In some embodiments, a branch 336a (as shown in FIG. 7) may also be arranged on the decoupling transmission line 33a. The branch 336a may be arranged on the third segment 333a to adjust transmission characteristics of the decoupling networks.

A length of the second transmission line 32a may be ¾λ. In the embodiment shown in FIG. 7, a pattern may be formed by the second transmission line 32a on the layer where the decoupling transmission line 33 is located, where the second transmission line 32a is bent or curved towards a direction away from the decoupling transmission line 33.

The antenna unit 10a and the antenna unit 20a, the first decoupling network 30 and the second decoupling network 30′, and the decoupling transmission line 33 are described in the above. However, it is easy to understand that the antenna unit 20a and the antenna unit 10b may be configured with the decoupling structure of the present disclosure. Alternatively, the antenna unit 10b and the antenna unit 20b may also be configured with the decoupling structure of the present disclosure (as shown in FIG. 7). For example, a third decoupling network 35, a fourth decoupling network 35′, and a decoupling transmission line 33a′ connected between the third decoupling network 35 and the fourth decoupling network 35′ may be arranged for the antenna unit 10b and the antenna unit 20a′. The third decoupling network 35 may be the same as or similar to the first decoupling network 30 described above, and the fourth decoupling network 35′ may be the same as or similar to the second decoupling network 30′ described above. The third decoupling transmission line 33a′ may be the same as or similar to the decoupling transmission line 33a described above.

================================

- PROMPT 1
Answer these questions from the antenna decoupling passage:
(a) On which segment may the branch 336a be arranged?
(b) What may the length of the second transmission line 32a be?
(c) Which network may the fourth decoupling network 35′ be the same as or similar to?
- PROMPT 2
Set out the lines of the entries as a numbered list, from the first line of the entries through the line that contains "427, 1010, 446]", and leave out any blank lines.

================================

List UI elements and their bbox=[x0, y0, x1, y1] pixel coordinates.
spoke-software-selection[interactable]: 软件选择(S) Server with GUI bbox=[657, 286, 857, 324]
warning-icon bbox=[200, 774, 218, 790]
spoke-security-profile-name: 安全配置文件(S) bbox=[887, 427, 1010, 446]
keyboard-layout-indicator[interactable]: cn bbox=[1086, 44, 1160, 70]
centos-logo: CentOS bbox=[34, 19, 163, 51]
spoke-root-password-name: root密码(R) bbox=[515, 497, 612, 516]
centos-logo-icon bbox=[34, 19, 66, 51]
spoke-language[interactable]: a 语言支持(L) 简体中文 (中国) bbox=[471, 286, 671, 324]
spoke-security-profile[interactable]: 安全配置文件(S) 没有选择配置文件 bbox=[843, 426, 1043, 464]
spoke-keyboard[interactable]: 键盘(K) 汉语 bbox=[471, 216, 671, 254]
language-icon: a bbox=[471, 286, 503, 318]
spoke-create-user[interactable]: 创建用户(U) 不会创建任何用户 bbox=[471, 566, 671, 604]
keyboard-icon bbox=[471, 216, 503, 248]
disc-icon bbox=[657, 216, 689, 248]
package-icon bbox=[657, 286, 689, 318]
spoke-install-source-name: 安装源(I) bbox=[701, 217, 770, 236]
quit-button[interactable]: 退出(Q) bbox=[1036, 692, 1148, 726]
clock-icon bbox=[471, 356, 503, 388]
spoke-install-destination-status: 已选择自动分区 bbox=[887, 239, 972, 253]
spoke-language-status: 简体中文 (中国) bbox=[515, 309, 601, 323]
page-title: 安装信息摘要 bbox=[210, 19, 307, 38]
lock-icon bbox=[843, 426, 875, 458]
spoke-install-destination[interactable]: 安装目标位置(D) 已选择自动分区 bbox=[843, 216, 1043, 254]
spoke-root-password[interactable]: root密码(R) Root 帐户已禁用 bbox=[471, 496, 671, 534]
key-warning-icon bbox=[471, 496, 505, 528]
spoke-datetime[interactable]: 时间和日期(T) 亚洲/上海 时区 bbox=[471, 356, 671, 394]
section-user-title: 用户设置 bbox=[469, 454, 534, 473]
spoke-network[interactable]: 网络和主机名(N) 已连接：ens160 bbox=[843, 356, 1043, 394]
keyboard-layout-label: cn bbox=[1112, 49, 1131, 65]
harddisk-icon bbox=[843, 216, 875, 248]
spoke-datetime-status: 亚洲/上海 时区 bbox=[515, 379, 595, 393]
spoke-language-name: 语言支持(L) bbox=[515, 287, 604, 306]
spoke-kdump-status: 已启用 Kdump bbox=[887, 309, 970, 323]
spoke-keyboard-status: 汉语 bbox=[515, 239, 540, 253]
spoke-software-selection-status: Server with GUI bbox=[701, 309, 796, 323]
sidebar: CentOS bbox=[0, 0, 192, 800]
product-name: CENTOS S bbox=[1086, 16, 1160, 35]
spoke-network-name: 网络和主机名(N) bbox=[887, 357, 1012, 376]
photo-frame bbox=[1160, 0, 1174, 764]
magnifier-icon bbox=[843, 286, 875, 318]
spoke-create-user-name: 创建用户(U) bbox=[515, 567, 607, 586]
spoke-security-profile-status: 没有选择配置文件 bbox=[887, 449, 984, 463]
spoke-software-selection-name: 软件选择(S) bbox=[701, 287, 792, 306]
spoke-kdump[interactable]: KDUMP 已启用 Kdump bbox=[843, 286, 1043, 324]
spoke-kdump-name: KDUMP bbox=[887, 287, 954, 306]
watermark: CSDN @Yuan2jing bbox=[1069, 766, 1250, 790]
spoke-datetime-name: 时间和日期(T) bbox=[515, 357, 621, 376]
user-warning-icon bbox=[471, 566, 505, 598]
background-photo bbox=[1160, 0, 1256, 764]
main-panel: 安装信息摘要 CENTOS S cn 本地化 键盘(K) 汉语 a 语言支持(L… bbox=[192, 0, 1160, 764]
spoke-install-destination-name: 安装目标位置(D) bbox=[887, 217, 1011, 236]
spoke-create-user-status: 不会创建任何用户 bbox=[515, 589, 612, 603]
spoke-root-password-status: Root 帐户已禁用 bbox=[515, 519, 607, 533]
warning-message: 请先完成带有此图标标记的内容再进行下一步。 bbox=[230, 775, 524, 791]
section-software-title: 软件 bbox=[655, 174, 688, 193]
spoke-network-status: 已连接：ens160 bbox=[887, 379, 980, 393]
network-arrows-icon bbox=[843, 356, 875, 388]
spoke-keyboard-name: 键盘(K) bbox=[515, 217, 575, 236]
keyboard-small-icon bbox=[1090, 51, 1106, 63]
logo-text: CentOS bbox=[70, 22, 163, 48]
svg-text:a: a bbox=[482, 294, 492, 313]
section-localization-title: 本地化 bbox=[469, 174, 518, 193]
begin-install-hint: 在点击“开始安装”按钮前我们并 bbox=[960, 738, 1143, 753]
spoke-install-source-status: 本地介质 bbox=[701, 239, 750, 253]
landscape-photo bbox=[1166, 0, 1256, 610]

================================

- CORRECT ANSWER 1
(a) The third segment 333a.
(b) ¾λ.
(c) The second decoupling network 30′.

- CORRECT ANSWER 2
1. List UI elements and their bbox=[x0, y0, x1, y1] pixel coordinates.
2. spoke-software-selection[interactable]: 软件选择(S) Server with GUI bbox=[657, 286, 857, 324]
3. warning-icon bbox=[200, 774, 218, 790]
4. spoke-security-profile-name: 安全配置文件(S) bbox=[887, 427, 1010, 446]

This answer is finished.